▸ WRITTEN PROBLEM: Write out the full set of records below exactly.

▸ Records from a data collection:
········
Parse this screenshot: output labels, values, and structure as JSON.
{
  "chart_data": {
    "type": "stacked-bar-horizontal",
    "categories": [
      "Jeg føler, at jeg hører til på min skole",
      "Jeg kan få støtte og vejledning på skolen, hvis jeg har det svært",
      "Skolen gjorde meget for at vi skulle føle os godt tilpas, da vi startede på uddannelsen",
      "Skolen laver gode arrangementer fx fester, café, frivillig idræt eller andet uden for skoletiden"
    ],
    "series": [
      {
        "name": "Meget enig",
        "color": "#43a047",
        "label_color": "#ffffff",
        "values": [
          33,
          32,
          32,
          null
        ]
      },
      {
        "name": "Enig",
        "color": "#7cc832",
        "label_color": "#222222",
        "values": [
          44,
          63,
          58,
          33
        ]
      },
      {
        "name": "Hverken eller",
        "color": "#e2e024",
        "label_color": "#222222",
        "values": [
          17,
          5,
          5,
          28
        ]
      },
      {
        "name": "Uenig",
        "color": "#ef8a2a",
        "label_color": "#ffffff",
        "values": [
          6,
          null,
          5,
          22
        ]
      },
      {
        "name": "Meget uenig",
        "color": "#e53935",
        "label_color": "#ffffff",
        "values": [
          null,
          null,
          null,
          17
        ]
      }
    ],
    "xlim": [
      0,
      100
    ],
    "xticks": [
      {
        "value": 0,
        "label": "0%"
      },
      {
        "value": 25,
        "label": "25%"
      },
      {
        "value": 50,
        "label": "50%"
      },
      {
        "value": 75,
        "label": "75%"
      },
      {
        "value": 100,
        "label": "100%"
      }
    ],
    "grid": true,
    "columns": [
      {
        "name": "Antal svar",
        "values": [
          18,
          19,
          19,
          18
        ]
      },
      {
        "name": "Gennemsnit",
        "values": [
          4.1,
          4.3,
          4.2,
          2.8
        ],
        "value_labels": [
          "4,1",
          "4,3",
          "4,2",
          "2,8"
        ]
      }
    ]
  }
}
········
▸ WRITTEN ANSWER:
Parse this screenshot: output labels, values, and structure as JSON.
{
  "chart_data": {
    "type": "stacked-bar-horizontal",
    "categories": [
      "Jeg føler, at jeg hører til på min skole",
      "Jeg kan få støtte og vejledning på skolen, hvis jeg har det svært",
      "Skolen gjorde meget for at vi skulle føle os godt tilpas, da vi startede på uddannelsen",
      "Skolen laver gode arrangementer fx fester, café, frivillig idræt eller andet uden for skoletiden"
    ],
    "series": [
      {
        "name": "Meget enig",
        "color": "#43a047",
        "label_color": "#ffffff",
        "values": [
          33,
          32,
          32,
          null
        ]
      },
      {
        "name": "Enig",
        "color": "#7cc832",
        "label_color": "#222222",
        "values": [
          44,
          63,
          58,
          33
        ]
      },
      {
        "name": "Hverken eller",
        "color": "#e2e024",
        "label_color": "#222222",
        "values": [
          17,
          5,
          5,
          28
        ]
      },
      {
        "name": "Uenig",
        "color": "#ef8a2a",
        "label_color": "#ffffff",
        "values": [
          6,
          null,
          5,
          22
        ]
      },
      {
        "name": "Meget uenig",
        "color": "#e53935",
        "label_color": "#ffffff",
        "values": [
          null,
          null,
          null,
          17
        ]
      }
    ],
    "xlim": [
      0,
      100
    ],
    "xticks": [
      {
        "value": 0,
        "label": "0%"
      },
      {
        "value": 25,
        "label": "25%"
      },
      {
        "value": 50,
        "label": "50%"
      },
      {
        "value": 75,
        "label": "75%"
      },
      {
        "value": 100,
        "label": "100%"
      }
    ],
    "grid": true,
    "columns": [
      {
        "name": "Antal svar",
        "values": [
          18,
          19,
          19,
          18
        ]
      },
      {
        "name": "Gennemsnit",
        "values": [
          4.1,
          4.3,
          4.2,
          2.8
        ],
        "value_labels": [
          "4,1",
          "4,3",
          "4,2",
          "2,8"
        ]
      }
    ]
  }
}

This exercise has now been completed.